Copy out each line featuring the string "البداية" from the entries beneath.

** Start of Record extracts **

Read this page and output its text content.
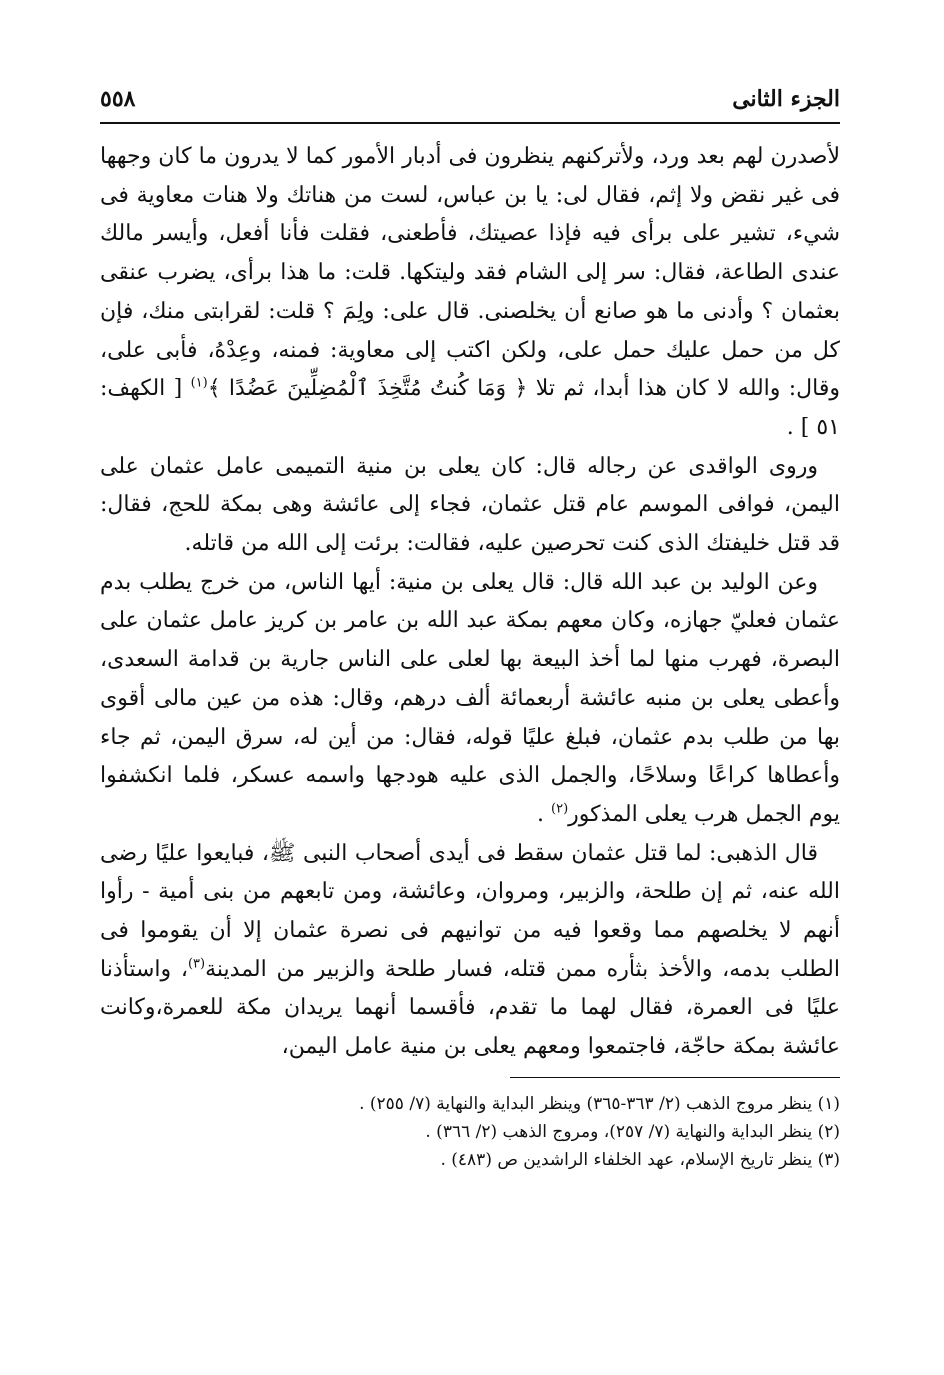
الجزء الثانى
٥٥٨

لأصدرن لهم بعد ورد، ولأتركنهم ينظرون فى أدبار الأمور كما لا يدرون ما كان وجهها فى غير نقض ولا إثم، فقال لى: يا بن عباس، لست من هناتك ولا هنات معاوية فى شيء، تشير على برأى فيه فإذا عصيتك، فأطعنى، فقلت فأنا أفعل، وأيسر مالك عندى الطاعة، فقال: سر إلى الشام فقد وليتكها. قلت: ما هذا برأى، يضرب عنقى بعثمان ؟ وأدنى ما هو صانع أن يخلصنى. قال على: ولِمَ ؟ قلت: لقرابتى منك، فإن كل من حمل عليك حمل على، ولكن اكتب إلى معاوية: فمنه، وعِدْهُ، فأبى على، وقال: والله لا كان هذا أبدا، ثم تلا ﴿ وَمَا كُنتُ مُتَّخِذَ ٱلْمُضِلِّينَ عَضُدًا ﴾$^{(١)}$ [ الكهف: ٥١ ] .

وروى الواقدى عن رجاله قال: كان يعلى بن منية التميمى عامل عثمان على اليمن، فوافى الموسم عام قتل عثمان، فجاء إلى عائشة وهى بمكة للحج، فقال: قد قتل خليفتك الذى كنت تحرصين عليه، فقالت: برئت إلى الله من قاتله.

وعن الوليد بن عبد الله قال: قال يعلى بن منية: أيها الناس، من خرج يطلب بدم عثمان فعليّ جهازه، وكان معهم بمكة عبد الله بن عامر بن كريز عامل عثمان على البصرة، فهرب منها لما أخذ البيعة بها لعلى على الناس جارية بن قدامة السعدى، وأعطى يعلى بن منبه عائشة أربعمائة ألف درهم، وقال: هذه من عين مالى أقوى بها من طلب بدم عثمان، فبلغ عليًا قوله، فقال: من أين له، سرق اليمن، ثم جاء وأعطاها كراعًا وسلاحًا، والجمل الذى عليه هودجها واسمه عسكر، فلما انكشفوا يوم الجمل هرب يعلى المذكور$^{(٢)}$ .

قال الذهبى: لما قتل عثمان سقط فى أيدى أصحاب النبى ﷺ، فبايعوا عليًا رضى الله عنه، ثم إن طلحة، والزبير، ومروان، وعائشة، ومن تابعهم من بنى أمية - رأوا أنهم لا يخلصهم مما وقعوا فيه من توانيهم فى نصرة عثمان إلا أن يقوموا فى الطلب بدمه، والأخذ بثأره ممن قتله، فسار طلحة والزبير من المدينة$^{(٣)}$، واستأذنا عليًا فى العمرة، فقال لهما ما تقدم، فأقسما أنهما يريدان مكة للعمرة،وكانت عائشة بمكة حاجّة، فاجتمعوا ومعهم يعلى بن منية عامل اليمن،

(١) ينظر مروج الذهب (٢/ ٣٦٣-٣٦٥) وينظر البداية والنهاية (٧/ ٢٥٥) .
(٢) ينظر البداية والنهاية (٧/ ٢٥٧)، ومروج الذهب (٢/ ٣٦٦) .
(٣) ينظر تاريخ الإسلام، عهد الخلفاء الراشدين ص (٤٨٣) .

** End of Record extracts **

» Full solution:
(١) ينظر مروج الذهب (٢/ ٣٦٣-٣٦٥) وينظر البداية والنهاية (٧/ ٢٥٥) .
(٢) ينظر البداية والنهاية (٧/ ٢٥٧)، ومروج الذهب (٢/ ٣٦٦) .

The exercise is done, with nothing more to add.